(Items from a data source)
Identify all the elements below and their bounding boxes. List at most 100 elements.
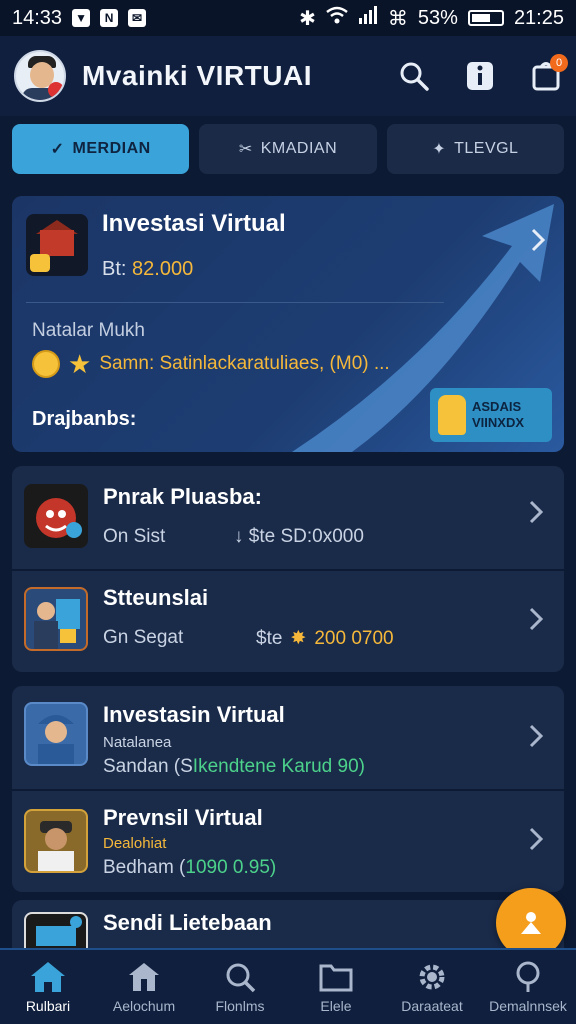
list-item-detail: Sandan (SIkendtene Karud 90) <box>103 756 365 778</box>
nav-item-daraateat[interactable]: Daraateat <box>384 950 480 1024</box>
bluetooth-icon: ✱ <box>299 7 316 30</box>
list-item-detail-prefix: Sandan (S <box>103 756 193 777</box>
list-item-sub-left: On Sist <box>103 526 166 547</box>
signal-icon <box>358 6 378 30</box>
list-item[interactable]: Stteunslai Gn Segat $te ✸ 200 0700 <box>12 571 564 671</box>
app-title: Mvainki VIRTUAI <box>82 60 312 91</box>
avatar[interactable] <box>14 50 66 102</box>
nav-label: Rulbari <box>25 998 71 1014</box>
list-item-amount: 200 0700 <box>314 627 394 649</box>
gear-icon <box>413 960 451 994</box>
chevron-right-icon <box>529 827 544 851</box>
hero-sub-value: 82.000 <box>132 258 194 280</box>
nav-item-demalnnsek[interactable]: Demalnnsek <box>480 950 576 1024</box>
list-item-title: Investasin Virtual <box>103 702 285 727</box>
tab-merdian[interactable]: ✓ MERDIAN <box>12 124 190 174</box>
hero-sub-prefix: Bt: <box>102 258 127 280</box>
list-item-title: Sendi Lietebaan <box>103 910 272 935</box>
list-item-title: Stteunslai <box>103 585 209 610</box>
shield-status-icon: ▼ <box>72 9 91 27</box>
list-group-2: Investasin Virtual Natalanea Sandan (SIk… <box>12 686 564 892</box>
tools-icon: ✦ <box>432 141 447 158</box>
tab-label: MERDIAN <box>72 140 151 157</box>
list-group-1: Pnrak Pluasba: On Sist ↓ $te SD:0x000 St… <box>12 466 564 672</box>
hero-badge-button[interactable]: ASDAIS VIINXDX <box>430 388 552 442</box>
document-thumbnail <box>24 912 88 948</box>
mail-status-icon: ✉ <box>128 9 147 27</box>
list-item-category: Natalanea <box>103 734 172 751</box>
red-mascot-thumbnail <box>24 484 88 548</box>
sparkle-icon: ✸ <box>290 628 307 649</box>
list-item[interactable]: Pnrak Pluasba: On Sist ↓ $te SD:0x000 <box>12 466 564 568</box>
hero-reward-text: Samn: Satinlackaratuliaes, (M0) ... <box>99 353 390 374</box>
tab-label: KMADIAN <box>260 140 338 157</box>
nav-item-flonlms[interactable]: Flonlms <box>192 950 288 1024</box>
chevron-right-icon <box>529 500 544 524</box>
star-icon: ★ <box>68 349 92 379</box>
person-icon <box>521 912 541 934</box>
battery-icon <box>467 10 504 26</box>
engineer-avatar-thumbnail <box>24 702 88 766</box>
wifi-icon <box>326 6 348 30</box>
nav-item-home[interactable]: Rulbari <box>0 950 96 1024</box>
check-icon: ✓ <box>50 141 65 158</box>
investment-house-thumbnail <box>26 214 88 276</box>
list-item-detail: Bedham (1090 0.95) <box>103 857 276 879</box>
list-item-detail-prefix: Bedham ( <box>103 857 186 878</box>
nav-label: Aelochum <box>112 998 176 1014</box>
bottom-navigation: Rulbari Aelochum Flonlms Elele Daraateat… <box>0 948 576 1024</box>
mascot-icon <box>438 395 466 435</box>
hero-meta: Natalar Mukh <box>32 320 145 341</box>
featured-investment-card[interactable]: Investasi Virtual Bt: 82.000 Natalar Muk… <box>12 196 564 452</box>
list-item[interactable]: Prevnsil Virtual Dealohiat Bedham (1090 … <box>12 791 564 891</box>
list-item[interactable]: Sendi Lietebaan <box>12 900 564 948</box>
nav-label: Flonlms <box>215 998 265 1014</box>
list-item[interactable]: Investasin Virtual Natalanea Sandan (SIk… <box>12 686 564 788</box>
nav-label: Elele <box>320 998 352 1014</box>
status-bar: 14:33 ▼ N ✉ ✱ ⌘ 53% 21:25 <box>0 0 576 36</box>
worker-avatar-thumbnail <box>24 809 88 873</box>
info-icon[interactable] <box>464 60 496 92</box>
tab-label: TLEVGL <box>454 140 519 157</box>
folder-icon <box>317 960 355 994</box>
list-group-3: Sendi Lietebaan <box>12 900 564 948</box>
list-item-sub-value: $te ✸ 200 0700 <box>256 627 394 650</box>
list-item-sub-left: Gn Segat <box>103 627 184 648</box>
status-time-left: 14:33 <box>12 6 63 29</box>
house-icon <box>125 960 163 994</box>
list-item-sub-prefix: $te <box>256 627 283 649</box>
chevron-right-icon <box>529 607 544 631</box>
hero-footer: Drajbanbs: <box>32 408 137 430</box>
chevron-right-icon <box>529 724 544 748</box>
search-icon[interactable] <box>398 60 430 92</box>
list-item-detail-value: Ikendtene Karud 90) <box>192 756 365 777</box>
list-item-title: Prevnsil Virtual <box>103 805 263 830</box>
n-status-icon: N <box>100 9 119 27</box>
list-item-detail-value: 1090 0.95) <box>185 857 277 878</box>
status-time-right: 21:25 <box>513 6 564 29</box>
notification-count-badge: 0 <box>550 54 568 72</box>
vibrate-icon: ⌘ <box>387 7 408 30</box>
businessman-thumbnail <box>24 587 88 651</box>
scissors-icon: ✂ <box>238 141 253 158</box>
notification-bell-icon[interactable]: 0 <box>530 54 568 92</box>
search-icon <box>221 960 259 994</box>
badge-line-1: ASDAIS <box>472 399 522 415</box>
location-icon <box>509 960 547 994</box>
nav-label: Daraateat <box>401 998 463 1014</box>
list-item-sub-value: ↓ $te SD:0x000 <box>234 526 364 547</box>
hero-title: Investasi Virtual <box>102 210 286 237</box>
app-header: Mvainki VIRTUAI 0 <box>0 36 576 116</box>
nav-item-aelochum[interactable]: Aelochum <box>96 950 192 1024</box>
hero-subtitle: Bt: 82.000 <box>102 258 193 281</box>
hero-reward-line: ★ Samn: Satinlackaratuliaes, (M0) ... <box>32 350 390 378</box>
nav-item-elele[interactable]: Elele <box>288 950 384 1024</box>
tab-bar: ✓ MERDIAN ✂ KMADIAN ✦ TLEVGL <box>0 116 576 182</box>
divider <box>26 302 444 303</box>
tab-tlevgl[interactable]: ✦ TLEVGL <box>386 124 564 174</box>
tab-kmadian[interactable]: ✂ KMADIAN <box>199 124 377 174</box>
home-icon <box>29 960 67 994</box>
chevron-right-icon <box>531 228 546 252</box>
list-item-category: Dealohiat <box>103 835 167 852</box>
badge-line-2: VIINXDX <box>472 415 525 430</box>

*Written request:* Reproduce every row above line for line, without changing anything, and leave out the pictures.

*Response to this task:*
Identify all the elements below and their bounding boxes. List at most 100 elements.
list-item-detail: Sandan (SIkendtene Karud 90) <box>103 756 365 778</box>
nav-item-daraateat[interactable]: Daraateat <box>384 950 480 1024</box>
bluetooth-icon: ✱ <box>299 7 316 30</box>
list-item-detail-prefix: Sandan (S <box>103 756 193 777</box>
list-item-sub-left: On Sist <box>103 526 166 547</box>
signal-icon <box>358 6 378 30</box>
list-item[interactable]: Stteunslai Gn Segat $te ✸ 200 0700 <box>12 571 564 671</box>
app-title: Mvainki VIRTUAI <box>82 60 312 91</box>
avatar[interactable] <box>14 50 66 102</box>
nav-label: Rulbari <box>25 998 71 1014</box>
list-item-amount: 200 0700 <box>314 627 394 649</box>
gear-icon <box>413 960 451 994</box>
chevron-right-icon <box>529 827 544 851</box>
hero-sub-value: 82.000 <box>132 258 194 280</box>
nav-item-demalnnsek[interactable]: Demalnnsek <box>480 950 576 1024</box>
list-item-title: Investasin Virtual <box>103 702 285 727</box>
tab-merdian[interactable]: ✓ MERDIAN <box>12 124 190 174</box>
hero-sub-prefix: Bt: <box>102 258 127 280</box>
list-item-title: Sendi Lietebaan <box>103 910 272 935</box>
list-item-title: Stteunslai <box>103 585 209 610</box>
shield-status-icon: ▼ <box>72 9 91 27</box>
list-group-2: Investasin Virtual Natalanea Sandan (SIk… <box>12 686 564 892</box>
tools-icon: ✦ <box>432 141 447 158</box>
tab-label: MERDIAN <box>72 140 151 157</box>
list-group-1: Pnrak Pluasba: On Sist ↓ $te SD:0x000 St… <box>12 466 564 672</box>
hero-badge-button[interactable]: ASDAIS VIINXDX <box>430 388 552 442</box>
document-thumbnail <box>24 912 88 948</box>
mail-status-icon: ✉ <box>128 9 147 27</box>
list-item-category: Natalanea <box>103 734 172 751</box>
red-mascot-thumbnail <box>24 484 88 548</box>
sparkle-icon: ✸ <box>290 628 307 649</box>
list-item[interactable]: Pnrak Pluasba: On Sist ↓ $te SD:0x000 <box>12 466 564 568</box>
hero-reward-text: Samn: Satinlackaratuliaes, (M0) ... <box>99 353 390 374</box>
tab-label: KMADIAN <box>260 140 338 157</box>
nav-item-flonlms[interactable]: Flonlms <box>192 950 288 1024</box>
chevron-right-icon <box>529 500 544 524</box>
star-icon: ★ <box>68 349 92 379</box>
person-icon <box>521 912 541 934</box>
battery-icon <box>467 10 504 26</box>
engineer-avatar-thumbnail <box>24 702 88 766</box>
wifi-icon <box>326 6 348 30</box>
nav-item-home[interactable]: Rulbari <box>0 950 96 1024</box>
check-icon: ✓ <box>50 141 65 158</box>
investment-house-thumbnail <box>26 214 88 276</box>
list-item-detail: Bedham (1090 0.95) <box>103 857 276 879</box>
list-item-detail-prefix: Bedham ( <box>103 857 186 878</box>
nav-label: Aelochum <box>112 998 176 1014</box>
bottom-navigation: Rulbari Aelochum Flonlms Elele Daraateat… <box>0 948 576 1024</box>
mascot-icon <box>438 395 466 435</box>
hero-meta: Natalar Mukh <box>32 320 145 341</box>
featured-investment-card[interactable]: Investasi Virtual Bt: 82.000 Natalar Muk… <box>12 196 564 452</box>
list-item[interactable]: Prevnsil Virtual Dealohiat Bedham (1090 … <box>12 791 564 891</box>
list-item[interactable]: Sendi Lietebaan <box>12 900 564 948</box>
nav-label: Flonlms <box>215 998 265 1014</box>
list-item[interactable]: Investasin Virtual Natalanea Sandan (SIk… <box>12 686 564 788</box>
nav-label: Elele <box>320 998 352 1014</box>
status-bar: 14:33 ▼ N ✉ ✱ ⌘ 53% 21:25 <box>0 0 576 36</box>
worker-avatar-thumbnail <box>24 809 88 873</box>
info-icon[interactable] <box>464 60 496 92</box>
tab-label: TLEVGL <box>454 140 519 157</box>
folder-icon <box>317 960 355 994</box>
list-group-3: Sendi Lietebaan <box>12 900 564 948</box>
list-item-sub-value: $te ✸ 200 0700 <box>256 627 394 650</box>
list-item-sub-left: Gn Segat <box>103 627 184 648</box>
status-time-left: 14:33 <box>12 6 63 29</box>
house-icon <box>125 960 163 994</box>
list-item-sub-prefix: $te <box>256 627 283 649</box>
chevron-right-icon <box>529 607 544 631</box>
hero-footer: Drajbanbs: <box>32 408 137 430</box>
chevron-right-icon <box>529 724 544 748</box>
search-icon[interactable] <box>398 60 430 92</box>
list-item-detail-value: Ikendtene Karud 90) <box>192 756 365 777</box>
list-item-title: Prevnsil Virtual <box>103 805 263 830</box>
n-status-icon: N <box>100 9 119 27</box>
list-item-detail-value: 1090 0.95) <box>185 857 277 878</box>
status-time-right: 21:25 <box>513 6 564 29</box>
notification-count-badge: 0 <box>550 54 568 72</box>
vibrate-icon: ⌘ <box>387 7 408 30</box>
businessman-thumbnail <box>24 587 88 651</box>
scissors-icon: ✂ <box>238 141 253 158</box>
notification-bell-icon[interactable]: 0 <box>530 54 568 92</box>
search-icon <box>221 960 259 994</box>
badge-line-1: ASDAIS <box>472 399 522 415</box>
location-icon <box>509 960 547 994</box>
nav-label: Daraateat <box>401 998 463 1014</box>
list-item-sub-value: ↓ $te SD:0x000 <box>234 526 364 547</box>
hero-title: Investasi Virtual <box>102 210 286 237</box>
app-header: Mvainki VIRTUAI 0 <box>0 36 576 116</box>
nav-item-aelochum[interactable]: Aelochum <box>96 950 192 1024</box>
hero-subtitle: Bt: 82.000 <box>102 258 193 281</box>
hero-reward-line: ★ Samn: Satinlackaratuliaes, (M0) ... <box>32 350 390 378</box>
nav-item-elele[interactable]: Elele <box>288 950 384 1024</box>
tab-bar: ✓ MERDIAN ✂ KMADIAN ✦ TLEVGL <box>0 116 576 182</box>
divider <box>26 302 444 303</box>
tab-tlevgl[interactable]: ✦ TLEVGL <box>386 124 564 174</box>
tab-kmadian[interactable]: ✂ KMADIAN <box>199 124 377 174</box>
home-icon <box>29 960 67 994</box>
chevron-right-icon <box>531 228 546 252</box>
list-item-category: Dealohiat <box>103 835 167 852</box>
badge-line-2: VIINXDX <box>472 415 525 430</box>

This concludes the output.